Goal → Look through the data below. Collect every line where the word "tagline" occurs.
___ Records supplied ___
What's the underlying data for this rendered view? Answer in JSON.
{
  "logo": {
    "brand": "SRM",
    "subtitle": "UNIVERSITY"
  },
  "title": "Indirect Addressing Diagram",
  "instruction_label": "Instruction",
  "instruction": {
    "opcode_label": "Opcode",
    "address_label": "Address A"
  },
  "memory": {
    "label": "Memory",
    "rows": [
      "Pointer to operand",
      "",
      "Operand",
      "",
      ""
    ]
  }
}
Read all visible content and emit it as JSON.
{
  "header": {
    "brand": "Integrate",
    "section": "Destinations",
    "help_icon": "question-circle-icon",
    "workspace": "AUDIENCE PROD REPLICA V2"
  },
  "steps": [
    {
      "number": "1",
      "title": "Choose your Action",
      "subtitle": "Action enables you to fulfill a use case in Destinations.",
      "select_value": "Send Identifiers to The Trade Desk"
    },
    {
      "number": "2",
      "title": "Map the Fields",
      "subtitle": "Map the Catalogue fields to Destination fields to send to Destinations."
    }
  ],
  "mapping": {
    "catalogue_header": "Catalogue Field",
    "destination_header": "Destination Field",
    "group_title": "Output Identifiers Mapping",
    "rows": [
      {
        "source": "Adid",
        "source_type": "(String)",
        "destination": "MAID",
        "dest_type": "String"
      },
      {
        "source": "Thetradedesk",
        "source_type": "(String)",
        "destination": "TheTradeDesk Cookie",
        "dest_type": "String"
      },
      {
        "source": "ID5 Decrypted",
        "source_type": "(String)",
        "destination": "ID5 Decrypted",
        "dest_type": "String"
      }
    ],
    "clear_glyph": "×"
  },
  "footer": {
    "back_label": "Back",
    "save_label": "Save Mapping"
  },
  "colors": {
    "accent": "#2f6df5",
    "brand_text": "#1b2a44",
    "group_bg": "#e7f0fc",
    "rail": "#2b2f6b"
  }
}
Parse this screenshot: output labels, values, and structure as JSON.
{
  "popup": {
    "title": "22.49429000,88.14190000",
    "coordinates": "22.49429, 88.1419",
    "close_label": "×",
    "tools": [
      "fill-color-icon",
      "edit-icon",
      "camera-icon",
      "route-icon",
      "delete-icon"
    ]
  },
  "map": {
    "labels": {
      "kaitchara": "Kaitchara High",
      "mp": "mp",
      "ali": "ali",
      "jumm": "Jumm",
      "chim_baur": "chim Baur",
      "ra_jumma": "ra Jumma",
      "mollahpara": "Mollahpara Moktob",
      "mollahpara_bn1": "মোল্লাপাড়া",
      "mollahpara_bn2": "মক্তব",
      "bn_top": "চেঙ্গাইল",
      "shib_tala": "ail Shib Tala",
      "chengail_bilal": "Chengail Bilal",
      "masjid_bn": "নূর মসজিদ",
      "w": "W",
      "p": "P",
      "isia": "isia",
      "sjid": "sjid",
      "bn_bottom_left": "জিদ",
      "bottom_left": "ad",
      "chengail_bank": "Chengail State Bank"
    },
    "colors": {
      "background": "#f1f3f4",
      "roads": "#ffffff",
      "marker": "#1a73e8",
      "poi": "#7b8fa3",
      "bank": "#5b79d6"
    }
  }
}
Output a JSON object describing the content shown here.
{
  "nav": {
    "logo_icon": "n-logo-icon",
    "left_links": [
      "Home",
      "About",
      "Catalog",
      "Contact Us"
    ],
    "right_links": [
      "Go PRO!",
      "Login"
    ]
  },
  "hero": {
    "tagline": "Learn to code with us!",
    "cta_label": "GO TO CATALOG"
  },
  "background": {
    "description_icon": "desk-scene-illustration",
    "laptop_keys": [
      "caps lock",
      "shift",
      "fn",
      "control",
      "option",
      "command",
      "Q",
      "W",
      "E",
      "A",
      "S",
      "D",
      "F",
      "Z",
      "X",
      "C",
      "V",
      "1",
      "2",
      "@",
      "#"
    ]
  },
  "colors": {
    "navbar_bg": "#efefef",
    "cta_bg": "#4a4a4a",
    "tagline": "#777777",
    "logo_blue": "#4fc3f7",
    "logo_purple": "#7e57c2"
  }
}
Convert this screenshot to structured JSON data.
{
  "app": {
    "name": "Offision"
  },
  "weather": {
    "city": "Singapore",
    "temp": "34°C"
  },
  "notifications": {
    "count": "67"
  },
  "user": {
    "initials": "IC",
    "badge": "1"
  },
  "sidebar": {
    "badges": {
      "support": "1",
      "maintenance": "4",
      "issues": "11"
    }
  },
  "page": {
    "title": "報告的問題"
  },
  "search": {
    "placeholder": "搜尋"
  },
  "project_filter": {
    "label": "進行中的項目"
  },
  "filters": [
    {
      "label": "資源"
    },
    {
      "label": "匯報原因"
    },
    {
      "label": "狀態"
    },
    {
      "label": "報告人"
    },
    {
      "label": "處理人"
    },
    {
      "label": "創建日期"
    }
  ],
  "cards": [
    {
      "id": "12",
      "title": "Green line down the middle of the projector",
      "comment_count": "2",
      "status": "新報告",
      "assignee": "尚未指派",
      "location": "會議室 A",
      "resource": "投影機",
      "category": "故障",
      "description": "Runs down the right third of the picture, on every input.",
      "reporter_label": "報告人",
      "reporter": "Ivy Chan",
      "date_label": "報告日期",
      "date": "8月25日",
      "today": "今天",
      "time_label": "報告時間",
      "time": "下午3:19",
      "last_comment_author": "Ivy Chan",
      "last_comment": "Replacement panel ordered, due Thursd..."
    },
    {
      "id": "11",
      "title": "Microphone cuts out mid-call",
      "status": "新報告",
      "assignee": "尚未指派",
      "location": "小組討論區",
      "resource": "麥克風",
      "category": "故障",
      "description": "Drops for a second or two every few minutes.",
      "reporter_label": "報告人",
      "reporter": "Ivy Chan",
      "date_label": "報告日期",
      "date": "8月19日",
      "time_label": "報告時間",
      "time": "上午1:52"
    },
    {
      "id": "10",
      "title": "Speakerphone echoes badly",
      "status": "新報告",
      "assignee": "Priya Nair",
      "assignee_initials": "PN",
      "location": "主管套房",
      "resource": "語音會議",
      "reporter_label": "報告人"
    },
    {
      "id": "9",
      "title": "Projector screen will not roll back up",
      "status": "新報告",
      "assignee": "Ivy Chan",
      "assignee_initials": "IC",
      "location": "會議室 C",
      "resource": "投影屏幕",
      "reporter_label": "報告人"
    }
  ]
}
___
Written answer →
    "tagline": "Learn to code with us!",
    "tagline": "#777777",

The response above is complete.